**WHAT YOU NEED TO DO**
Return the listing word for word, as given.

Data listing:
☆ ☆ ☆ ☆

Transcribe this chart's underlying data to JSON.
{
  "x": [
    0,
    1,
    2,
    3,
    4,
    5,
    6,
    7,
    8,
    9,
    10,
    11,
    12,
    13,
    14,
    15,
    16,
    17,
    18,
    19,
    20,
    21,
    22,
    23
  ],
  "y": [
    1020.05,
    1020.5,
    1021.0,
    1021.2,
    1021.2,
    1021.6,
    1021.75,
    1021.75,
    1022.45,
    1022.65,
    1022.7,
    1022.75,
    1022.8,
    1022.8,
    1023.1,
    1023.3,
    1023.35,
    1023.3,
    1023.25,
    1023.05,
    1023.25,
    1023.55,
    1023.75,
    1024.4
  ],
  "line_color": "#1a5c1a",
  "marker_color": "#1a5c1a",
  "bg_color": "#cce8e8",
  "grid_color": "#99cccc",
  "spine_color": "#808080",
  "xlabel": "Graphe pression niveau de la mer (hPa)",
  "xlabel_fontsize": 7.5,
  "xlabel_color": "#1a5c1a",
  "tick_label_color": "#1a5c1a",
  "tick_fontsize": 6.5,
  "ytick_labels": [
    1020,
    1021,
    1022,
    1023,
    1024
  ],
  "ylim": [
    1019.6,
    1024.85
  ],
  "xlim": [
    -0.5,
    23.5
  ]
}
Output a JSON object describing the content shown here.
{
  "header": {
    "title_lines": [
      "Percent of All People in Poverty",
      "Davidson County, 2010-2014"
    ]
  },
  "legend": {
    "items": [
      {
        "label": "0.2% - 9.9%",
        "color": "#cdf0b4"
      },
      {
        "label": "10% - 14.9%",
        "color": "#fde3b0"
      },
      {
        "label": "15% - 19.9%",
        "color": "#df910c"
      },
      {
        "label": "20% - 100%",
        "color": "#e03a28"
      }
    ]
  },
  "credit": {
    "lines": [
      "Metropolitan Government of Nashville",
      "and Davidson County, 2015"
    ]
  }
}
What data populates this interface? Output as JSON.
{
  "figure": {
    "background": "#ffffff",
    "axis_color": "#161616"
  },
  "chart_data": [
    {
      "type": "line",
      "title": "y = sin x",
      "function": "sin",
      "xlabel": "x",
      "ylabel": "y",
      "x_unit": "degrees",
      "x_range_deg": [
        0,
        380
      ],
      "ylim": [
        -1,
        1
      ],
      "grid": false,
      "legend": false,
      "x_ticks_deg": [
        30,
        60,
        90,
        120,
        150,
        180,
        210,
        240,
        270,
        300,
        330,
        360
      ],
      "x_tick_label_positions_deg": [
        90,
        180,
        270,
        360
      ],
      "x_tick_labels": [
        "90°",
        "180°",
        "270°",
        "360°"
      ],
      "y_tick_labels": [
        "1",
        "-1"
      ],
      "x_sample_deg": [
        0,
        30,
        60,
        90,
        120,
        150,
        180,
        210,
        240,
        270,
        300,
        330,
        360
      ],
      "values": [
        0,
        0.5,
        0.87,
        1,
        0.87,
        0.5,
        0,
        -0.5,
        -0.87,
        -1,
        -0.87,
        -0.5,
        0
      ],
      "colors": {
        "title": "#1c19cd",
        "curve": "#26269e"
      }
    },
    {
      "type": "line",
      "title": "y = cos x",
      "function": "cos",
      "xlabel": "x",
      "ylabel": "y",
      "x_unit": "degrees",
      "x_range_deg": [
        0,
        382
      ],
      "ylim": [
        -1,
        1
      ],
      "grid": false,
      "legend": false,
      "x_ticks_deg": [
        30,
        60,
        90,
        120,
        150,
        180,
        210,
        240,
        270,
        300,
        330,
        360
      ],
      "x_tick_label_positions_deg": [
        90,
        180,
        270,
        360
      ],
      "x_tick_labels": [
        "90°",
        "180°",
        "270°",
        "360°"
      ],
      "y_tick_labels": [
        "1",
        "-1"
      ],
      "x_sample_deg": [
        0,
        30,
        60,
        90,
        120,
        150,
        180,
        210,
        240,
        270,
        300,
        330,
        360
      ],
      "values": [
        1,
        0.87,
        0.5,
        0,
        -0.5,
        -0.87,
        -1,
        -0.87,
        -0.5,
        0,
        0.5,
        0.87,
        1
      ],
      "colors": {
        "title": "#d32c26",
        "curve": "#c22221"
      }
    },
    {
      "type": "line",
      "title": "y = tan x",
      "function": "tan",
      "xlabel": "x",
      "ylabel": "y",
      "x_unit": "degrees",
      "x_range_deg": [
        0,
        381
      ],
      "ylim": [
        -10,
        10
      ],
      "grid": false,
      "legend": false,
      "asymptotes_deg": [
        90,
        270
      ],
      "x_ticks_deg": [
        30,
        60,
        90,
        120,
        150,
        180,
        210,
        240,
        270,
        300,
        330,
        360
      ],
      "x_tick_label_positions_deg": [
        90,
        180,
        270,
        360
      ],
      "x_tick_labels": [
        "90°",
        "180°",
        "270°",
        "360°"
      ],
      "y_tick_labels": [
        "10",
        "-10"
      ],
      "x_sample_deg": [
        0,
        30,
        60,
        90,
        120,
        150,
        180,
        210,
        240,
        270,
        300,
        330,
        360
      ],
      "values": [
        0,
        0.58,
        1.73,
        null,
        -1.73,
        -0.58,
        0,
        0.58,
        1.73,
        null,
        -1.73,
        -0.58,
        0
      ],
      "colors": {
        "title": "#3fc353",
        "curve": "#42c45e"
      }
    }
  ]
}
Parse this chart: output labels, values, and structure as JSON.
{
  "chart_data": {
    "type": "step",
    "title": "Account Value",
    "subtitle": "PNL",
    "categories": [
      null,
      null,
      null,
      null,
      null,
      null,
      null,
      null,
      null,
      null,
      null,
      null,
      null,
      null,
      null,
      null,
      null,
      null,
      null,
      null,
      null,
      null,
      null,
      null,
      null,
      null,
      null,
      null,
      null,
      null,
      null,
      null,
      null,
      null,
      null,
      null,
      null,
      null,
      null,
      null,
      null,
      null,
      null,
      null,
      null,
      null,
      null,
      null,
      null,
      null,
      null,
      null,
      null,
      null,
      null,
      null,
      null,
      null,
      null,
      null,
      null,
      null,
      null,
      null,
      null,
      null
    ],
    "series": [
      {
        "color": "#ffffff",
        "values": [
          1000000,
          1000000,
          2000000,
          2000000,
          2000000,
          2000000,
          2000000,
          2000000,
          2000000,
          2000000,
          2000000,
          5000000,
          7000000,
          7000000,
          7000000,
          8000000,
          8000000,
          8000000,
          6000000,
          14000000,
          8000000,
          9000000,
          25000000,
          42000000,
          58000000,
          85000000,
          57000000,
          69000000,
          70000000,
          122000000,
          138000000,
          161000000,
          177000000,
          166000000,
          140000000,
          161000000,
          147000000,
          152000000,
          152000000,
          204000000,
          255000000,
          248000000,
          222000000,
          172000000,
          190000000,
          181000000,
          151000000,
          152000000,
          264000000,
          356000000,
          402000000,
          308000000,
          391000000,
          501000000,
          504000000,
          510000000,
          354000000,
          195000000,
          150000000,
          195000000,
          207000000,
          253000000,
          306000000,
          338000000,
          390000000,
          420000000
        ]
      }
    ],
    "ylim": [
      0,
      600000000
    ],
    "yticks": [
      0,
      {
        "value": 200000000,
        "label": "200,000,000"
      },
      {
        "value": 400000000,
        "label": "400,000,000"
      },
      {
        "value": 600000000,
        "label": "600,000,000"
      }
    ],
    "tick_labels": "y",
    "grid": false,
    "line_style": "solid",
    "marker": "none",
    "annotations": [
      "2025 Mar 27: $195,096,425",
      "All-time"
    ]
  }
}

☆ ☆ ☆ ☆

**EXPECTED OUTPUT**
Transcribe this chart's underlying data to JSON.
{
  "x": [
    0,
    1,
    2,
    3,
    4,
    5,
    6,
    7,
    8,
    9,
    10,
    11,
    12,
    13,
    14,
    15,
    16,
    17,
    18,
    19,
    20,
    21,
    22,
    23
  ],
  "y": [
    1020.05,
    1020.5,
    1021.0,
    1021.2,
    1021.2,
    1021.6,
    1021.75,
    1021.75,
    1022.45,
    1022.65,
    1022.7,
    1022.75,
    1022.8,
    1022.8,
    1023.1,
    1023.3,
    1023.35,
    1023.3,
    1023.25,
    1023.05,
    1023.25,
    1023.55,
    1023.75,
    1024.4
  ],
  "line_color": "#1a5c1a",
  "marker_color": "#1a5c1a",
  "bg_color": "#cce8e8",
  "grid_color": "#99cccc",
  "spine_color": "#808080",
  "xlabel": "Graphe pression niveau de la mer (hPa)",
  "xlabel_fontsize": 7.5,
  "xlabel_color": "#1a5c1a",
  "tick_label_color": "#1a5c1a",
  "tick_fontsize": 6.5,
  "ytick_labels": [
    1020,
    1021,
    1022,
    1023,
    1024
  ],
  "ylim": [
    1019.6,
    1024.85
  ],
  "xlim": [
    -0.5,
    23.5
  ]
}
Output a JSON object describing the content shown here.
{
  "header": {
    "title_lines": [
      "Percent of All People in Poverty",
      "Davidson County, 2010-2014"
    ]
  },
  "legend": {
    "items": [
      {
        "label": "0.2% - 9.9%",
        "color": "#cdf0b4"
      },
      {
        "label": "10% - 14.9%",
        "color": "#fde3b0"
      },
      {
        "label": "15% - 19.9%",
        "color": "#df910c"
      },
      {
        "label": "20% - 100%",
        "color": "#e03a28"
      }
    ]
  },
  "credit": {
    "lines": [
      "Metropolitan Government of Nashville",
      "and Davidson County, 2015"
    ]
  }
}
What data populates this interface? Output as JSON.
{
  "figure": {
    "background": "#ffffff",
    "axis_color": "#161616"
  },
  "chart_data": [
    {
      "type": "line",
      "title": "y = sin x",
      "function": "sin",
      "xlabel": "x",
      "ylabel": "y",
      "x_unit": "degrees",
      "x_range_deg": [
        0,
        380
      ],
      "ylim": [
        -1,
        1
      ],
      "grid": false,
      "legend": false,
      "x_ticks_deg": [
        30,
        60,
        90,
        120,
        150,
        180,
        210,
        240,
        270,
        300,
        330,
        360
      ],
      "x_tick_label_positions_deg": [
        90,
        180,
        270,
        360
      ],
      "x_tick_labels": [
        "90°",
        "180°",
        "270°",
        "360°"
      ],
      "y_tick_labels": [
        "1",
        "-1"
      ],
      "x_sample_deg": [
        0,
        30,
        60,
        90,
        120,
        150,
        180,
        210,
        240,
        270,
        300,
        330,
        360
      ],
      "values": [
        0,
        0.5,
        0.87,
        1,
        0.87,
        0.5,
        0,
        -0.5,
        -0.87,
        -1,
        -0.87,
        -0.5,
        0
      ],
      "colors": {
        "title": "#1c19cd",
        "curve": "#26269e"
      }
    },
    {
      "type": "line",
      "title": "y = cos x",
      "function": "cos",
      "xlabel": "x",
      "ylabel": "y",
      "x_unit": "degrees",
      "x_range_deg": [
        0,
        382
      ],
      "ylim": [
        -1,
        1
      ],
      "grid": false,
      "legend": false,
      "x_ticks_deg": [
        30,
        60,
        90,
        120,
        150,
        180,
        210,
        240,
        270,
        300,
        330,
        360
      ],
      "x_tick_label_positions_deg": [
        90,
        180,
        270,
        360
      ],
      "x_tick_labels": [
        "90°",
        "180°",
        "270°",
        "360°"
      ],
      "y_tick_labels": [
        "1",
        "-1"
      ],
      "x_sample_deg": [
        0,
        30,
        60,
        90,
        120,
        150,
        180,
        210,
        240,
        270,
        300,
        330,
        360
      ],
      "values": [
        1,
        0.87,
        0.5,
        0,
        -0.5,
        -0.87,
        -1,
        -0.87,
        -0.5,
        0,
        0.5,
        0.87,
        1
      ],
      "colors": {
        "title": "#d32c26",
        "curve": "#c22221"
      }
    },
    {
      "type": "line",
      "title": "y = tan x",
      "function": "tan",
      "xlabel": "x",
      "ylabel": "y",
      "x_unit": "degrees",
      "x_range_deg": [
        0,
        381
      ],
      "ylim": [
        -10,
        10
      ],
      "grid": false,
      "legend": false,
      "asymptotes_deg": [
        90,
        270
      ],
      "x_ticks_deg": [
        30,
        60,
        90,
        120,
        150,
        180,
        210,
        240,
        270,
        300,
        330,
        360
      ],
      "x_tick_label_positions_deg": [
        90,
        180,
        270,
        360
      ],
      "x_tick_labels": [
        "90°",
        "180°",
        "270°",
        "360°"
      ],
      "y_tick_labels": [
        "10",
        "-10"
      ],
      "x_sample_deg": [
        0,
        30,
        60,
        90,
        120,
        150,
        180,
        210,
        240,
        270,
        300,
        330,
        360
      ],
      "values": [
        0,
        0.58,
        1.73,
        null,
        -1.73,
        -0.58,
        0,
        0.58,
        1.73,
        null,
        -1.73,
        -0.58,
        0
      ],
      "colors": {
        "title": "#3fc353",
        "curve": "#42c45e"
      }
    }
  ]
}
Parse this chart: output labels, values, and structure as JSON.
{
  "chart_data": {
    "type": "step",
    "title": "Account Value",
    "subtitle": "PNL",
    "categories": [
      null,
      null,
      null,
      null,
      null,
      null,
      null,
      null,
      null,
      null,
      null,
      null,
      null,
      null,
      null,
      null,
      null,
      null,
      null,
      null,
      null,
      null,
      null,
      null,
      null,
      null,
      null,
      null,
      null,
      null,
      null,
      null,
      null,
      null,
      null,
      null,
      null,
      null,
      null,
      null,
      null,
      null,
      null,
      null,
      null,
      null,
      null,
      null,
      null,
      null,
      null,
      null,
      null,
      null,
      null,
      null,
      null,
      null,
      null,
      null,
      null,
      null,
      null,
      null,
      null,
      null
    ],
    "series": [
      {
        "color": "#ffffff",
        "values": [
          1000000,
          1000000,
          2000000,
          2000000,
          2000000,
          2000000,
          2000000,
          2000000,
          2000000,
          2000000,
          2000000,
          5000000,
          7000000,
          7000000,
          7000000,
          8000000,
          8000000,
          8000000,
          6000000,
          14000000,
          8000000,
          9000000,
          25000000,
          42000000,
          58000000,
          85000000,
          57000000,
          69000000,
          70000000,
          122000000,
          138000000,
          161000000,
          177000000,
          166000000,
          140000000,
          161000000,
          147000000,
          152000000,
          152000000,
          204000000,
          255000000,
          248000000,
          222000000,
          172000000,
          190000000,
          181000000,
          151000000,
          152000000,
          264000000,
          356000000,
          402000000,
          308000000,
          391000000,
          501000000,
          504000000,
          510000000,
          354000000,
          195000000,
          150000000,
          195000000,
          207000000,
          253000000,
          306000000,
          338000000,
          390000000,
          420000000
        ]
      }
    ],
    "ylim": [
      0,
      600000000
    ],
    "yticks": [
      0,
      {
        "value": 200000000,
        "label": "200,000,000"
      },
      {
        "value": 400000000,
        "label": "400,000,000"
      },
      {
        "value": 600000000,
        "label": "600,000,000"
      }
    ],
    "tick_labels": "y",
    "grid": false,
    "line_style": "solid",
    "marker": "none",
    "annotations": [
      "2025 Mar 27: $195,096,425",
      "All-time"
    ]
  }
}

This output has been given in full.